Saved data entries
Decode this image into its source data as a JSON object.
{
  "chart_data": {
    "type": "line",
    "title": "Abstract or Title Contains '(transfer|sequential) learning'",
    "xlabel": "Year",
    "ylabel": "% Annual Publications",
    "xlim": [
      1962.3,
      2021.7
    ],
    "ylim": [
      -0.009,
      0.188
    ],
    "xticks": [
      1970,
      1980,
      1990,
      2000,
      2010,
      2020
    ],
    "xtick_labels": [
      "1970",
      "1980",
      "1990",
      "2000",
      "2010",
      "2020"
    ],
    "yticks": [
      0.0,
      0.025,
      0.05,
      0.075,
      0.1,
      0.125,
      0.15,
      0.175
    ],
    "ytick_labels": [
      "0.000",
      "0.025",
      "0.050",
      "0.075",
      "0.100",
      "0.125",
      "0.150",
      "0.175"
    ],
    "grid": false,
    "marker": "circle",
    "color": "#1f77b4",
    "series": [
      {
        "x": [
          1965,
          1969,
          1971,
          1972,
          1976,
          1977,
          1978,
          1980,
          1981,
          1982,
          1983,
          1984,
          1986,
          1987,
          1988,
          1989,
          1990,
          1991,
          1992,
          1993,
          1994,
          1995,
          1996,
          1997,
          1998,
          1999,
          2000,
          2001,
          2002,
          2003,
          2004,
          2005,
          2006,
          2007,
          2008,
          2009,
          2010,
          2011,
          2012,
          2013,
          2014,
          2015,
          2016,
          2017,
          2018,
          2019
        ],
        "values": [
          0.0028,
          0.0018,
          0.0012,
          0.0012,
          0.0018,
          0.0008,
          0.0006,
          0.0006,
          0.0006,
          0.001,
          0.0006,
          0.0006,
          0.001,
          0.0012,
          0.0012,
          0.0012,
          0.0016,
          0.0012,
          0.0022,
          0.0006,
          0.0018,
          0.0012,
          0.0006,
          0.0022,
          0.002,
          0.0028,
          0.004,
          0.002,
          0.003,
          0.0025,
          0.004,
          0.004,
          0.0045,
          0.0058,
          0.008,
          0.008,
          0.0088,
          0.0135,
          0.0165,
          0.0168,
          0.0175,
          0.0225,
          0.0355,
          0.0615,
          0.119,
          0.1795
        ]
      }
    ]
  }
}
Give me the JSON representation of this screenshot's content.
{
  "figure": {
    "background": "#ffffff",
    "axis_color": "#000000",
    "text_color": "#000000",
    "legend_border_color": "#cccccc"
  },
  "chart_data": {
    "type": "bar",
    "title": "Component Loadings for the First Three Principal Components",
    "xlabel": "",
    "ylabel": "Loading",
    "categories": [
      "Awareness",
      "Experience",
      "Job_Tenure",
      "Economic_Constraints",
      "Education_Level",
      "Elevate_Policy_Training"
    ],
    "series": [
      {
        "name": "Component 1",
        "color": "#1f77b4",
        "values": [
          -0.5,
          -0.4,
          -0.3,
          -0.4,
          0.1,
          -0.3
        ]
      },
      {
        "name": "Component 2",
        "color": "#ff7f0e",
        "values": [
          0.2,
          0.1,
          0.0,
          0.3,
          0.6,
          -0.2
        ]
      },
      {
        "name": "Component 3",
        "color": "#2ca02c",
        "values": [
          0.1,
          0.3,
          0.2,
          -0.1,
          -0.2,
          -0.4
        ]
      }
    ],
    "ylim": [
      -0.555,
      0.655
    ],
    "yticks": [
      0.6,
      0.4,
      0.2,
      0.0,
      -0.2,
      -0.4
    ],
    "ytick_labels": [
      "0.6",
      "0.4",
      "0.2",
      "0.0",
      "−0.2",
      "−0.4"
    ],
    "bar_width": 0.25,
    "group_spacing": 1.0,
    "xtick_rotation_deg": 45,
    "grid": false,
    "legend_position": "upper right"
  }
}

### WHAT IS ASKED
Gather each line from the entries above that includes the word "name".

### SOLUTION TO THE EXERCISE
        "name": "Component 1",
        "name": "Component 2",
        "name": "Component 3",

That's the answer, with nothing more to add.